* Begin Supplied entries *

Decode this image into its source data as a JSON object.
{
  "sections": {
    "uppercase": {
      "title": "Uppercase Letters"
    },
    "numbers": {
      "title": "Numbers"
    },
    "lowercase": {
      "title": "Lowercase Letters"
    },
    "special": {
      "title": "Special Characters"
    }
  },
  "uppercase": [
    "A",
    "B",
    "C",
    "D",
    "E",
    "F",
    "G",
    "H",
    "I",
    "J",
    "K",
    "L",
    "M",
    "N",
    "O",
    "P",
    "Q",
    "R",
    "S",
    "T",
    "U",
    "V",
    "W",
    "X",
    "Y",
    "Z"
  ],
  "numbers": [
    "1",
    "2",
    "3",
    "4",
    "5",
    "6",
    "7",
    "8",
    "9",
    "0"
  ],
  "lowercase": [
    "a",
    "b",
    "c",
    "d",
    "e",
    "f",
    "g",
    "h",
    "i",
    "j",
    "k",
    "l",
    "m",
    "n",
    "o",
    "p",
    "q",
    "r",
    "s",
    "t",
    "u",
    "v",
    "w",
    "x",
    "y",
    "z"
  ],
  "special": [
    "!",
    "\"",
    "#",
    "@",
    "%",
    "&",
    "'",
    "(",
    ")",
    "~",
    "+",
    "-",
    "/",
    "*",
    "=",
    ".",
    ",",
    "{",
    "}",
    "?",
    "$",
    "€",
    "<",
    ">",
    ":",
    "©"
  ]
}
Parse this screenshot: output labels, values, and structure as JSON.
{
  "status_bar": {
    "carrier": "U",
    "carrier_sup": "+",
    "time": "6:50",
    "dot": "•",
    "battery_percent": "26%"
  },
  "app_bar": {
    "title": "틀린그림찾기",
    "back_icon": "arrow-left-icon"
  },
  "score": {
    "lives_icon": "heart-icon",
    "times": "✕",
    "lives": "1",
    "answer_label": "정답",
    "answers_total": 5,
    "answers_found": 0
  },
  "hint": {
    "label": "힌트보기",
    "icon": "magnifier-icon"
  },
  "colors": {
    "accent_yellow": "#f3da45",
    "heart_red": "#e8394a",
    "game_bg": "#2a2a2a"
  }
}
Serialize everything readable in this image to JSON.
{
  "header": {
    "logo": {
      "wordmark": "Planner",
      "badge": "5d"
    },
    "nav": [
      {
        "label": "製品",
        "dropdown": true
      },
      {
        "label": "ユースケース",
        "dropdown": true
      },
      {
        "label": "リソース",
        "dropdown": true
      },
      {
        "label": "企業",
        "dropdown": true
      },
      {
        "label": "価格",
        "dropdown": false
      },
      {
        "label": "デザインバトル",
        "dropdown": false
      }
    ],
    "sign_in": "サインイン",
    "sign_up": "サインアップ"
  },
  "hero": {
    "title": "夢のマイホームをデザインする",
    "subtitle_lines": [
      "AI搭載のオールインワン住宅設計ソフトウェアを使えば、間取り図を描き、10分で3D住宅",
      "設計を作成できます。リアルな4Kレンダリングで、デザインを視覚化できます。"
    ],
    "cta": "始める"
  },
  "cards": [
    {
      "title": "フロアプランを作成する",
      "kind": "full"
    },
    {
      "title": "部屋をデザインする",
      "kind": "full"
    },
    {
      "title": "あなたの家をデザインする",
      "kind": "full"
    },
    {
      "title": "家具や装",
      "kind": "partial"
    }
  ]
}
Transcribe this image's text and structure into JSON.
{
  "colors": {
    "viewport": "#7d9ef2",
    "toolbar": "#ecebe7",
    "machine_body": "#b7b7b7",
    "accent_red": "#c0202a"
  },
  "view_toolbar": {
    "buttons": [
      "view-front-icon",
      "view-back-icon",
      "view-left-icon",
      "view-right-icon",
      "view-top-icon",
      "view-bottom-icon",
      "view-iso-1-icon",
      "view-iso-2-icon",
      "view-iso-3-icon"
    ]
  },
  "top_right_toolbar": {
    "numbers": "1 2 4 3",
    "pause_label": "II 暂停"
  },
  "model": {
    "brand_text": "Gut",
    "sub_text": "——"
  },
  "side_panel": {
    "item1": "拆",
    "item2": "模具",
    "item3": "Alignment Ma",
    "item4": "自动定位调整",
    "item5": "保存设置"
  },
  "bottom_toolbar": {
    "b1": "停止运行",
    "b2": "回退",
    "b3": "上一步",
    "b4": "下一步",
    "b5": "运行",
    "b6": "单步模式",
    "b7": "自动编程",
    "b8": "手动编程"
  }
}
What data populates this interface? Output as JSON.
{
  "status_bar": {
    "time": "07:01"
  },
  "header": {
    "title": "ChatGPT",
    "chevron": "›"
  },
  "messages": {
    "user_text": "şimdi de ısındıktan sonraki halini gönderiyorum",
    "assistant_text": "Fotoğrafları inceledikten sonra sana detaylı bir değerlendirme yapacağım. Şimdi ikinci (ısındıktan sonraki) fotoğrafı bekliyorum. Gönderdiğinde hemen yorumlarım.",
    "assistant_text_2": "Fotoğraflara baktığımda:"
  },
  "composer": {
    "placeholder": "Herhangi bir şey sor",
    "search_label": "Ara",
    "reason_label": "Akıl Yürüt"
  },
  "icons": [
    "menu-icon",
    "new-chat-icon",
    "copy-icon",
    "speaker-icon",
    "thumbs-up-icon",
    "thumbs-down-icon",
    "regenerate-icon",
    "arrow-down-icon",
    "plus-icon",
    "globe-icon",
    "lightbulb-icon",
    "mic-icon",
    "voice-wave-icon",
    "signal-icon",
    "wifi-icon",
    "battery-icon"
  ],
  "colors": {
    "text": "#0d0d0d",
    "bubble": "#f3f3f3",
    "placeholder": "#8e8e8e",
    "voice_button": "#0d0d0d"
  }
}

* End Supplied entries *

## Aim
Copy out the whole listing, exactly as written.

## Complete response
Decode this image into its source data as a JSON object.
{
  "sections": {
    "uppercase": {
      "title": "Uppercase Letters"
    },
    "numbers": {
      "title": "Numbers"
    },
    "lowercase": {
      "title": "Lowercase Letters"
    },
    "special": {
      "title": "Special Characters"
    }
  },
  "uppercase": [
    "A",
    "B",
    "C",
    "D",
    "E",
    "F",
    "G",
    "H",
    "I",
    "J",
    "K",
    "L",
    "M",
    "N",
    "O",
    "P",
    "Q",
    "R",
    "S",
    "T",
    "U",
    "V",
    "W",
    "X",
    "Y",
    "Z"
  ],
  "numbers": [
    "1",
    "2",
    "3",
    "4",
    "5",
    "6",
    "7",
    "8",
    "9",
    "0"
  ],
  "lowercase": [
    "a",
    "b",
    "c",
    "d",
    "e",
    "f",
    "g",
    "h",
    "i",
    "j",
    "k",
    "l",
    "m",
    "n",
    "o",
    "p",
    "q",
    "r",
    "s",
    "t",
    "u",
    "v",
    "w",
    "x",
    "y",
    "z"
  ],
  "special": [
    "!",
    "\"",
    "#",
    "@",
    "%",
    "&",
    "'",
    "(",
    ")",
    "~",
    "+",
    "-",
    "/",
    "*",
    "=",
    ".",
    ",",
    "{",
    "}",
    "?",
    "$",
    "€",
    "<",
    ">",
    ":",
    "©"
  ]
}
Parse this screenshot: output labels, values, and structure as JSON.
{
  "status_bar": {
    "carrier": "U",
    "carrier_sup": "+",
    "time": "6:50",
    "dot": "•",
    "battery_percent": "26%"
  },
  "app_bar": {
    "title": "틀린그림찾기",
    "back_icon": "arrow-left-icon"
  },
  "score": {
    "lives_icon": "heart-icon",
    "times": "✕",
    "lives": "1",
    "answer_label": "정답",
    "answers_total": 5,
    "answers_found": 0
  },
  "hint": {
    "label": "힌트보기",
    "icon": "magnifier-icon"
  },
  "colors": {
    "accent_yellow": "#f3da45",
    "heart_red": "#e8394a",
    "game_bg": "#2a2a2a"
  }
}
Serialize everything readable in this image to JSON.
{
  "header": {
    "logo": {
      "wordmark": "Planner",
      "badge": "5d"
    },
    "nav": [
      {
        "label": "製品",
        "dropdown": true
      },
      {
        "label": "ユースケース",
        "dropdown": true
      },
      {
        "label": "リソース",
        "dropdown": true
      },
      {
        "label": "企業",
        "dropdown": true
      },
      {
        "label": "価格",
        "dropdown": false
      },
      {
        "label": "デザインバトル",
        "dropdown": false
      }
    ],
    "sign_in": "サインイン",
    "sign_up": "サインアップ"
  },
  "hero": {
    "title": "夢のマイホームをデザインする",
    "subtitle_lines": [
      "AI搭載のオールインワン住宅設計ソフトウェアを使えば、間取り図を描き、10分で3D住宅",
      "設計を作成できます。リアルな4Kレンダリングで、デザインを視覚化できます。"
    ],
    "cta": "始める"
  },
  "cards": [
    {
      "title": "フロアプランを作成する",
      "kind": "full"
    },
    {
      "title": "部屋をデザインする",
      "kind": "full"
    },
    {
      "title": "あなたの家をデザインする",
      "kind": "full"
    },
    {
      "title": "家具や装",
      "kind": "partial"
    }
  ]
}
Transcribe this image's text and structure into JSON.
{
  "colors": {
    "viewport": "#7d9ef2",
    "toolbar": "#ecebe7",
    "machine_body": "#b7b7b7",
    "accent_red": "#c0202a"
  },
  "view_toolbar": {
    "buttons": [
      "view-front-icon",
      "view-back-icon",
      "view-left-icon",
      "view-right-icon",
      "view-top-icon",
      "view-bottom-icon",
      "view-iso-1-icon",
      "view-iso-2-icon",
      "view-iso-3-icon"
    ]
  },
  "top_right_toolbar": {
    "numbers": "1 2 4 3",
    "pause_label": "II 暂停"
  },
  "model": {
    "brand_text": "Gut",
    "sub_text": "——"
  },
  "side_panel": {
    "item1": "拆",
    "item2": "模具",
    "item3": "Alignment Ma",
    "item4": "自动定位调整",
    "item5": "保存设置"
  },
  "bottom_toolbar": {
    "b1": "停止运行",
    "b2": "回退",
    "b3": "上一步",
    "b4": "下一步",
    "b5": "运行",
    "b6": "单步模式",
    "b7": "自动编程",
    "b8": "手动编程"
  }
}
What data populates this interface? Output as JSON.
{
  "status_bar": {
    "time": "07:01"
  },
  "header": {
    "title": "ChatGPT",
    "chevron": "›"
  },
  "messages": {
    "user_text": "şimdi de ısındıktan sonraki halini gönderiyorum",
    "assistant_text": "Fotoğrafları inceledikten sonra sana detaylı bir değerlendirme yapacağım. Şimdi ikinci (ısındıktan sonraki) fotoğrafı bekliyorum. Gönderdiğinde hemen yorumlarım.",
    "assistant_text_2": "Fotoğraflara baktığımda:"
  },
  "composer": {
    "placeholder": "Herhangi bir şey sor",
    "search_label": "Ara",
    "reason_label": "Akıl Yürüt"
  },
  "icons": [
    "menu-icon",
    "new-chat-icon",
    "copy-icon",
    "speaker-icon",
    "thumbs-up-icon",
    "thumbs-down-icon",
    "regenerate-icon",
    "arrow-down-icon",
    "plus-icon",
    "globe-icon",
    "lightbulb-icon",
    "mic-icon",
    "voice-wave-icon",
    "signal-icon",
    "wifi-icon",
    "battery-icon"
  ],
  "colors": {
    "text": "#0d0d0d",
    "bubble": "#f3f3f3",
    "placeholder": "#8e8e8e",
    "voice_button": "#0d0d0d"
  }
}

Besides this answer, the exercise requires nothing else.